▶ [GIVEN REQUEST]: Repeat the records exactly. Every line must match.

▶ [ENTRIES SUPPLIED]:
(begin)

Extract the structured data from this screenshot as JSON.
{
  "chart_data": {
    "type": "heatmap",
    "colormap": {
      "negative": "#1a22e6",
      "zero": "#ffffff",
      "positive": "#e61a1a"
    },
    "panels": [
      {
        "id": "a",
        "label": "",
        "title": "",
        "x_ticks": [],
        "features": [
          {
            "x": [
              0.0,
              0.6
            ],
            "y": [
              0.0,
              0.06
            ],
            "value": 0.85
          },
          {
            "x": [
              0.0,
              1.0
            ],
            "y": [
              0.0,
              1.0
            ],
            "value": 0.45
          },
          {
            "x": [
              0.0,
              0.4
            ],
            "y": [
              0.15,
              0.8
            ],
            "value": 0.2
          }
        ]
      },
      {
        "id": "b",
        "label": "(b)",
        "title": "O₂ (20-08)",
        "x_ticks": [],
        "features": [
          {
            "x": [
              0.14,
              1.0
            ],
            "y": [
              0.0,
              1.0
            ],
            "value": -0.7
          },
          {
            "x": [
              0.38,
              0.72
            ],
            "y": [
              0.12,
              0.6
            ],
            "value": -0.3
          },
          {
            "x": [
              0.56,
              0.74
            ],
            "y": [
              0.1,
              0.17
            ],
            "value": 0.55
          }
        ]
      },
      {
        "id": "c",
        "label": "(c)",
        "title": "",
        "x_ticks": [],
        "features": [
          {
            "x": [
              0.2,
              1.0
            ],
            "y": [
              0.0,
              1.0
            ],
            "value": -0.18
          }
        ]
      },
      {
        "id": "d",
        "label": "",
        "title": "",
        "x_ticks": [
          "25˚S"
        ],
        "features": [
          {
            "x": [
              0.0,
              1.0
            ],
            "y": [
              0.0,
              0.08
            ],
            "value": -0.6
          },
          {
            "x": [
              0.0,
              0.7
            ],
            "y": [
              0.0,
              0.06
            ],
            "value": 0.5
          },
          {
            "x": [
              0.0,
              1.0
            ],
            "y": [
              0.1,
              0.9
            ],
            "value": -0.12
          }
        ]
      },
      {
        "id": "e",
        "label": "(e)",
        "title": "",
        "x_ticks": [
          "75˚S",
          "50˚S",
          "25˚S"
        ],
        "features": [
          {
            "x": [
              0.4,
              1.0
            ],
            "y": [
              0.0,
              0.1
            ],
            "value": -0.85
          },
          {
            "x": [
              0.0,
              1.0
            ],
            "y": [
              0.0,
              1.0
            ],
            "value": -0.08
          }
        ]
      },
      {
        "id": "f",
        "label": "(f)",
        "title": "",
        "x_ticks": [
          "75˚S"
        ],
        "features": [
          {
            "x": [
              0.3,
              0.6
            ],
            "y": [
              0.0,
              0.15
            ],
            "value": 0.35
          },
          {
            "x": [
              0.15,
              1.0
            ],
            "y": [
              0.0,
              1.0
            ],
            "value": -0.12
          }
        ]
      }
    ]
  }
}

(end)

▶ [RESULT]:
Extract the structured data from this screenshot as JSON.
{
  "chart_data": {
    "type": "heatmap",
    "colormap": {
      "negative": "#1a22e6",
      "zero": "#ffffff",
      "positive": "#e61a1a"
    },
    "panels": [
      {
        "id": "a",
        "label": "",
        "title": "",
        "x_ticks": [],
        "features": [
          {
            "x": [
              0.0,
              0.6
            ],
            "y": [
              0.0,
              0.06
            ],
            "value": 0.85
          },
          {
            "x": [
              0.0,
              1.0
            ],
            "y": [
              0.0,
              1.0
            ],
            "value": 0.45
          },
          {
            "x": [
              0.0,
              0.4
            ],
            "y": [
              0.15,
              0.8
            ],
            "value": 0.2
          }
        ]
      },
      {
        "id": "b",
        "label": "(b)",
        "title": "O₂ (20-08)",
        "x_ticks": [],
        "features": [
          {
            "x": [
              0.14,
              1.0
            ],
            "y": [
              0.0,
              1.0
            ],
            "value": -0.7
          },
          {
            "x": [
              0.38,
              0.72
            ],
            "y": [
              0.12,
              0.6
            ],
            "value": -0.3
          },
          {
            "x": [
              0.56,
              0.74
            ],
            "y": [
              0.1,
              0.17
            ],
            "value": 0.55
          }
        ]
      },
      {
        "id": "c",
        "label": "(c)",
        "title": "",
        "x_ticks": [],
        "features": [
          {
            "x": [
              0.2,
              1.0
            ],
            "y": [
              0.0,
              1.0
            ],
            "value": -0.18
          }
        ]
      },
      {
        "id": "d",
        "label": "",
        "title": "",
        "x_ticks": [
          "25˚S"
        ],
        "features": [
          {
            "x": [
              0.0,
              1.0
            ],
            "y": [
              0.0,
              0.08
            ],
            "value": -0.6
          },
          {
            "x": [
              0.0,
              0.7
            ],
            "y": [
              0.0,
              0.06
            ],
            "value": 0.5
          },
          {
            "x": [
              0.0,
              1.0
            ],
            "y": [
              0.1,
              0.9
            ],
            "value": -0.12
          }
        ]
      },
      {
        "id": "e",
        "label": "(e)",
        "title": "",
        "x_ticks": [
          "75˚S",
          "50˚S",
          "25˚S"
        ],
        "features": [
          {
            "x": [
              0.4,
              1.0
            ],
            "y": [
              0.0,
              0.1
            ],
            "value": -0.85
          },
          {
            "x": [
              0.0,
              1.0
            ],
            "y": [
              0.0,
              1.0
            ],
            "value": -0.08
          }
        ]
      },
      {
        "id": "f",
        "label": "(f)",
        "title": "",
        "x_ticks": [
          "75˚S"
        ],
        "features": [
          {
            "x": [
              0.3,
              0.6
            ],
            "y": [
              0.0,
              0.15
            ],
            "value": 0.35
          },
          {
            "x": [
              0.15,
              1.0
            ],
            "y": [
              0.0,
              1.0
            ],
            "value": -0.12
          }
        ]
      }
    ]
  }
}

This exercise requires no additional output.